=== Input records ===

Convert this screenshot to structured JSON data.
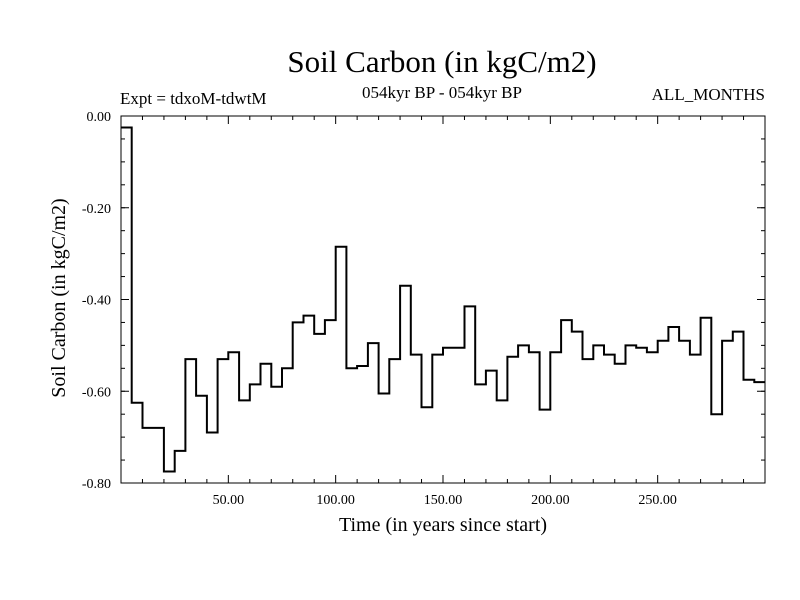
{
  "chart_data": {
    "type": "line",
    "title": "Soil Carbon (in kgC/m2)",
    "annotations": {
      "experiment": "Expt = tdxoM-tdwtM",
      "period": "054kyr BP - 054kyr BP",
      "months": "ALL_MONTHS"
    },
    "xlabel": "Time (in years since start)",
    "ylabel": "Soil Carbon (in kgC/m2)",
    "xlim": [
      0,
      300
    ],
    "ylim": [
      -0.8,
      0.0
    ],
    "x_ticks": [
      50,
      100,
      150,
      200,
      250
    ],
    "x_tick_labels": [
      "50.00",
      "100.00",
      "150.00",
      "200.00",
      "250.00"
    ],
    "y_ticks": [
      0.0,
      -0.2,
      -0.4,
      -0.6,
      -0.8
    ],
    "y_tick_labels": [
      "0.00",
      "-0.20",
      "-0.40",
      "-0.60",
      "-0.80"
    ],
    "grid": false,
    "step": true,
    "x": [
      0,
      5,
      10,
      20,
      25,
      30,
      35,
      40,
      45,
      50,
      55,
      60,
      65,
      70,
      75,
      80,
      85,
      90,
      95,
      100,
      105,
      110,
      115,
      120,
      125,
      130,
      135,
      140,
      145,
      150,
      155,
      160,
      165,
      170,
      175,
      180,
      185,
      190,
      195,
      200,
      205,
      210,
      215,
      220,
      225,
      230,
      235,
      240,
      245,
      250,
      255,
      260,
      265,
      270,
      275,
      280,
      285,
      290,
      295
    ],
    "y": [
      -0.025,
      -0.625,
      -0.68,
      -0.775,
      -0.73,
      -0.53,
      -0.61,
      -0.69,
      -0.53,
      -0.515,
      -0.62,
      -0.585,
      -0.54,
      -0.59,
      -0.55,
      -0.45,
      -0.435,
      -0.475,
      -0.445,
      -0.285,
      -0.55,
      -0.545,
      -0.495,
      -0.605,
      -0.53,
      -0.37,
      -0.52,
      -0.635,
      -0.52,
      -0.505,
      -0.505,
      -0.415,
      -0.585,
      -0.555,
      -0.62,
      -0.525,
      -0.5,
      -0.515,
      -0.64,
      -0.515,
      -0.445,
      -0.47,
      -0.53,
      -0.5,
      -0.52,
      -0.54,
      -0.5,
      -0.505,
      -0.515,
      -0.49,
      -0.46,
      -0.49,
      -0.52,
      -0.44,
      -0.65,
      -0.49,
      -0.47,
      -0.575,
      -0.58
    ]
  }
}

===
=== Input records ===

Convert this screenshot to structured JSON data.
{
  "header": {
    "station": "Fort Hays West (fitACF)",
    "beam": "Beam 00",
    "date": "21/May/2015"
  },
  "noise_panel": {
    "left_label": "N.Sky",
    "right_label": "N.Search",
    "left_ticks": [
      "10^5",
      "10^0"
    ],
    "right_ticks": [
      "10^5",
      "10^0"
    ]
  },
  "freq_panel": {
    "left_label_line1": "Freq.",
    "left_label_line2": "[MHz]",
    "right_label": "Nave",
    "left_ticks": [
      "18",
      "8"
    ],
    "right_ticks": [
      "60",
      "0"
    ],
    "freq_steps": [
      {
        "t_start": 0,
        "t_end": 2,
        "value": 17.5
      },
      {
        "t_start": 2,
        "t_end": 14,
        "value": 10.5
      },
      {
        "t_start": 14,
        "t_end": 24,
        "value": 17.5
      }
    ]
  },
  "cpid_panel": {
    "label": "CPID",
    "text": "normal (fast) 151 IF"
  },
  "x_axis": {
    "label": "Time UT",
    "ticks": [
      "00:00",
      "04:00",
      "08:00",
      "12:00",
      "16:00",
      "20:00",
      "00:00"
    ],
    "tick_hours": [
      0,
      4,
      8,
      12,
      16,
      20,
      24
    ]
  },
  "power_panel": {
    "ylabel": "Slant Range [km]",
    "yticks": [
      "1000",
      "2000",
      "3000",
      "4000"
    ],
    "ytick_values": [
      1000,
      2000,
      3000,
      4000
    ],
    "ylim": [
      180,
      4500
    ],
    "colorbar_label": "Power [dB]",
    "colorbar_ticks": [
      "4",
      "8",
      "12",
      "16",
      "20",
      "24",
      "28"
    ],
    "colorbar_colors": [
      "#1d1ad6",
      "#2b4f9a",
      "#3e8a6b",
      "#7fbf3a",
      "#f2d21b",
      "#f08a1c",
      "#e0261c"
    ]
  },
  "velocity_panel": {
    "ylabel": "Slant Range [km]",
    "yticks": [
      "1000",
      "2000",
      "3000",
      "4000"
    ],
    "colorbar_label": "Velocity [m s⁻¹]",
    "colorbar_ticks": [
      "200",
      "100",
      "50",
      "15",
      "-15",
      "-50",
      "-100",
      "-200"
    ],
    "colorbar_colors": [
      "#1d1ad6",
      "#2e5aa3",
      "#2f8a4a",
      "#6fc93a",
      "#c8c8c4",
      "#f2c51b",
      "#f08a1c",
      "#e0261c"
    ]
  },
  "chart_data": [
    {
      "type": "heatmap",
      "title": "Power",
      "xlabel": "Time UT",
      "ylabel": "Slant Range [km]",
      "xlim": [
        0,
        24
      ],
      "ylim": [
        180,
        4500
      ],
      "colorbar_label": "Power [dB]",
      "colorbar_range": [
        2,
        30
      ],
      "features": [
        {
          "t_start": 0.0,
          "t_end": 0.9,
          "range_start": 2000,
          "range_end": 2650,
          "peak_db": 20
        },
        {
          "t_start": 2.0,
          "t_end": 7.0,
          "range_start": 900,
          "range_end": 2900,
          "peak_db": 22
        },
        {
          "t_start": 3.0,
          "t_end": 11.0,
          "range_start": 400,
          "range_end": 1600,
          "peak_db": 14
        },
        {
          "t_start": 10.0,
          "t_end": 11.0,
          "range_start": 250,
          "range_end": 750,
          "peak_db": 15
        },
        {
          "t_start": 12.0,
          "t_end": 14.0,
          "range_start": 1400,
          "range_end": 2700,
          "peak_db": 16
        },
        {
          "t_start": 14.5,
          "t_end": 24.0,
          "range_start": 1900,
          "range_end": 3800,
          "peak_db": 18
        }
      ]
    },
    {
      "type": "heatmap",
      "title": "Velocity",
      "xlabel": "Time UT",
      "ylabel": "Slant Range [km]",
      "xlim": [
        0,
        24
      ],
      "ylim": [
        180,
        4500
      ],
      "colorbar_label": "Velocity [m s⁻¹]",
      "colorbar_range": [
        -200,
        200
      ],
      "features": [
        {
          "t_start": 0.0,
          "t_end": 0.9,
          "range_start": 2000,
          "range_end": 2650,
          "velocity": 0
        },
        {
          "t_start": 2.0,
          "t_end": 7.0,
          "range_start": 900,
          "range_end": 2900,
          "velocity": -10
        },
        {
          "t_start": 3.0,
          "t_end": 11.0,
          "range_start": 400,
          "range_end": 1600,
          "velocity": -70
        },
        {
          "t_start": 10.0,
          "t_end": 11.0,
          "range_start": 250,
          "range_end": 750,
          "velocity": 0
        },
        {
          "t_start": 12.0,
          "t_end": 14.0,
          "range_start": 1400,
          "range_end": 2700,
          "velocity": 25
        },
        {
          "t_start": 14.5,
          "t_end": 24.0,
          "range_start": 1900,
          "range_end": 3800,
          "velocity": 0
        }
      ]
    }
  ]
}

===
=== Input records ===

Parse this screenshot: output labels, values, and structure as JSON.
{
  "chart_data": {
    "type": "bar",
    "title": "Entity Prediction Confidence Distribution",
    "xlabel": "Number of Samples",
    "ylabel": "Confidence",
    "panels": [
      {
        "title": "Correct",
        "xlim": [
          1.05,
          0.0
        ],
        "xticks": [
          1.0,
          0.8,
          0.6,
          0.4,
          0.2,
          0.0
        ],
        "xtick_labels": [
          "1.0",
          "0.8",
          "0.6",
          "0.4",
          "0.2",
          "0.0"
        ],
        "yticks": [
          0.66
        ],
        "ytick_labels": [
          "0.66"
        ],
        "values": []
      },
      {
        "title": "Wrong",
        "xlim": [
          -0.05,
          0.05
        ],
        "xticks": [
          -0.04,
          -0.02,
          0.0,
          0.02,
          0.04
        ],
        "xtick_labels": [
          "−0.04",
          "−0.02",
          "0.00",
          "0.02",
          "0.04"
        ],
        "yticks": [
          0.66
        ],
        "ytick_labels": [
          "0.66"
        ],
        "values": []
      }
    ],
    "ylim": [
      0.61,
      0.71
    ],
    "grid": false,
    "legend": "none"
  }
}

===

#### [Task instructions]
Count the lines in the records above that contain the word "xlabel", and reply with only that number.

#### [Written answer]
4